> GIVEN PROBLEM: Your task is to give the listing below back word for word, pictures excluded.

> LISTING:
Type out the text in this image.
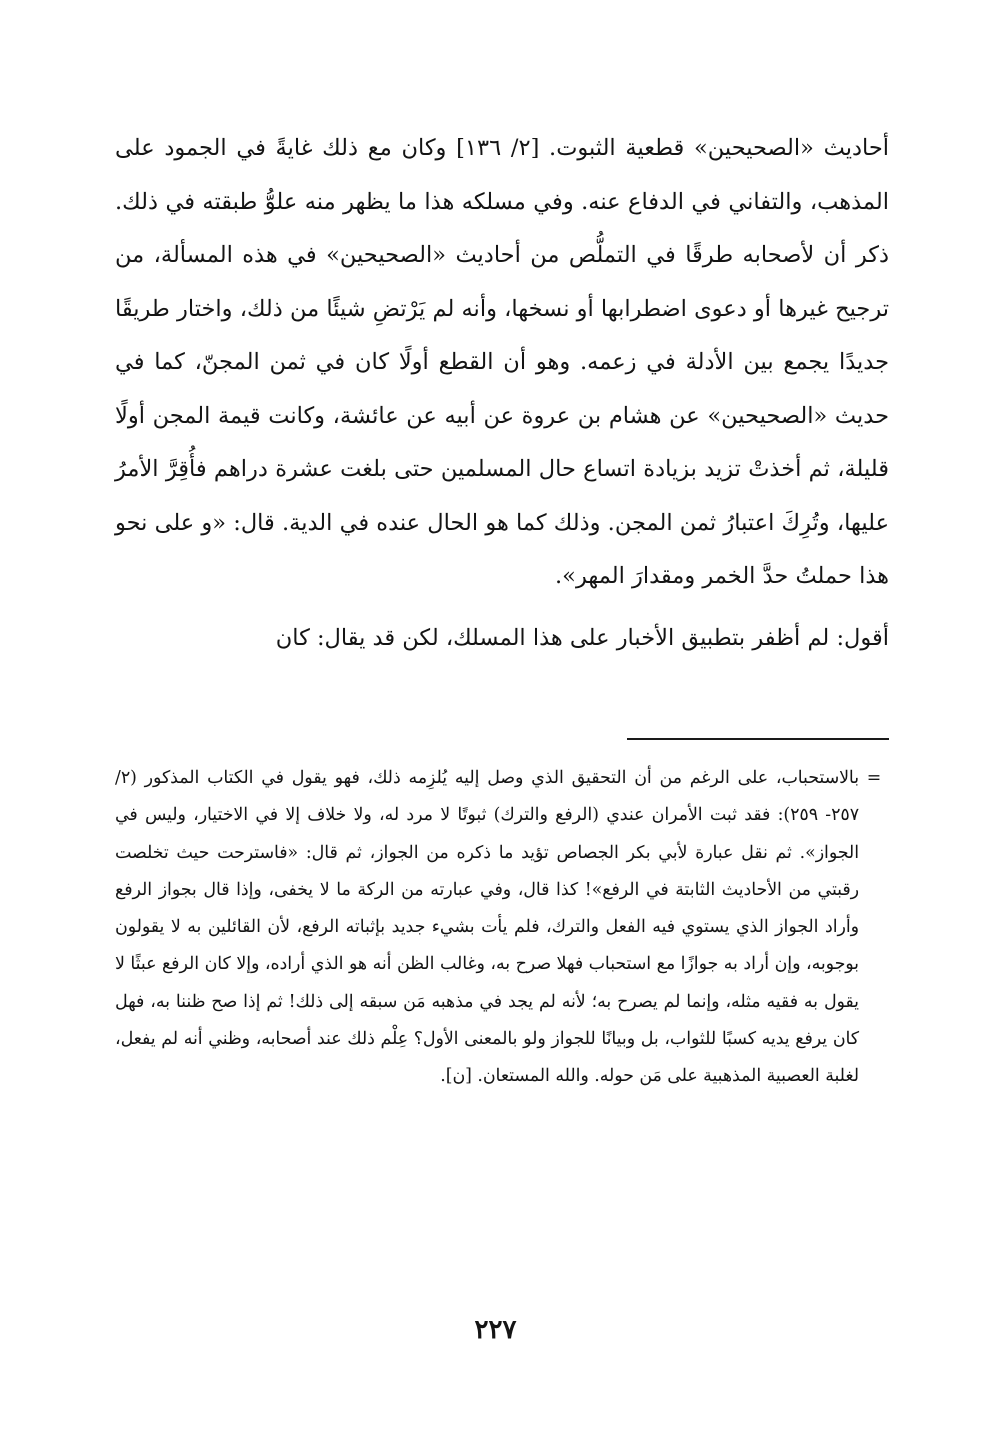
أحاديث «الصحيحين» قطعية الثبوت. [٢/ ١٣٦] وكان مع ذلك غايةً في الجمود على المذهب، والتفاني في الدفاع عنه. وفي مسلكه هذا ما يظهر منه علوُّ طبقته في ذلك. ذكر أن لأصحابه طرقًا في التملُّص من أحاديث «الصحيحين» في هذه المسألة، من ترجيح غيرها أو دعوى اضطرابها أو نسخها، وأنه لم يَرْتضِ شيئًا من ذلك، واختار طريقًا جديدًا يجمع بين الأدلة في زعمه. وهو أن القطع أولًا كان في ثمن المجنّ، كما في حديث «الصحيحين» عن هشام بن عروة عن أبيه عن عائشة، وكانت قيمة المجن أولًا قليلة، ثم أخذتْ تزيد بزيادة اتساع حال المسلمين حتى بلغت عشرة دراهم فأُقِرَّ الأمرُ عليها، وتُرِكَ اعتبارُ ثمن المجن. وذلك كما هو الحال عنده في الدية. قال: «و على نحو هذا حملتُ حدَّ الخمر ومقدارَ المهر».

أقول: لم أظفر بتطبيق الأخبار على هذا المسلك، لكن قد يقال: كان

=
بالاستحباب، على الرغم من أن التحقيق الذي وصل إليه يُلزِمه ذلك، فهو يقول في الكتاب المذكور (٢/ ٢٥٧- ٢٥٩): فقد ثبت الأمران عندي (الرفع والترك) ثبوتًا لا مرد له، ولا خلاف إلا في الاختيار، وليس في الجواز». ثم نقل عبارة لأبي بكر الجصاص تؤيد ما ذكره من الجواز، ثم قال: «فاسترحت حيث تخلصت رقبتي من الأحاديث الثابتة في الرفع»! كذا قال، وفي عبارته من الركة ما لا يخفى، وإذا قال بجواز الرفع وأراد الجواز الذي يستوي فيه الفعل والترك، فلم يأت بشيء جديد بإثباته الرفع، لأن القائلين به لا يقولون بوجوبه، وإن أراد به جوازًا مع استحباب فهلا صرح به، وغالب الظن أنه هو الذي أراده، وإلا كان الرفع عبثًا لا يقول به فقيه مثله، وإنما لم يصرح به؛ لأنه لم يجد في مذهبه مَن سبقه إلى ذلك! ثم إذا صح ظننا به، فهل كان يرفع يديه كسبًا للثواب، بل وبيانًا للجواز ولو بالمعنى الأول؟ عِلْم ذلك عند أصحابه، وظني أنه لم يفعل، لغلبة العصبية المذهبية على مَن حوله. والله المستعان. [ن].
٢٢٧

> WRITTEN ANSWER:
Type out the text in this image.
أحاديث «الصحيحين» قطعية الثبوت. [٢/ ١٣٦] وكان مع ذلك غايةً في الجمود على المذهب، والتفاني في الدفاع عنه. وفي مسلكه هذا ما يظهر منه علوُّ طبقته في ذلك. ذكر أن لأصحابه طرقًا في التملُّص من أحاديث «الصحيحين» في هذه المسألة، من ترجيح غيرها أو دعوى اضطرابها أو نسخها، وأنه لم يَرْتضِ شيئًا من ذلك، واختار طريقًا جديدًا يجمع بين الأدلة في زعمه. وهو أن القطع أولًا كان في ثمن المجنّ، كما في حديث «الصحيحين» عن هشام بن عروة عن أبيه عن عائشة، وكانت قيمة المجن أولًا قليلة، ثم أخذتْ تزيد بزيادة اتساع حال المسلمين حتى بلغت عشرة دراهم فأُقِرَّ الأمرُ عليها، وتُرِكَ اعتبارُ ثمن المجن. وذلك كما هو الحال عنده في الدية. قال: «و على نحو هذا حملتُ حدَّ الخمر ومقدارَ المهر».

أقول: لم أظفر بتطبيق الأخبار على هذا المسلك، لكن قد يقال: كان

=
بالاستحباب، على الرغم من أن التحقيق الذي وصل إليه يُلزِمه ذلك، فهو يقول في الكتاب المذكور (٢/ ٢٥٧- ٢٥٩): فقد ثبت الأمران عندي (الرفع والترك) ثبوتًا لا مرد له، ولا خلاف إلا في الاختيار، وليس في الجواز». ثم نقل عبارة لأبي بكر الجصاص تؤيد ما ذكره من الجواز، ثم قال: «فاسترحت حيث تخلصت رقبتي من الأحاديث الثابتة في الرفع»! كذا قال، وفي عبارته من الركة ما لا يخفى، وإذا قال بجواز الرفع وأراد الجواز الذي يستوي فيه الفعل والترك، فلم يأت بشيء جديد بإثباته الرفع، لأن القائلين به لا يقولون بوجوبه، وإن أراد به جوازًا مع استحباب فهلا صرح به، وغالب الظن أنه هو الذي أراده، وإلا كان الرفع عبثًا لا يقول به فقيه مثله، وإنما لم يصرح به؛ لأنه لم يجد في مذهبه مَن سبقه إلى ذلك! ثم إذا صح ظننا به، فهل كان يرفع يديه كسبًا للثواب، بل وبيانًا للجواز ولو بالمعنى الأول؟ عِلْم ذلك عند أصحابه، وظني أنه لم يفعل، لغلبة العصبية المذهبية على مَن حوله. والله المستعان. [ن].
٢٢٧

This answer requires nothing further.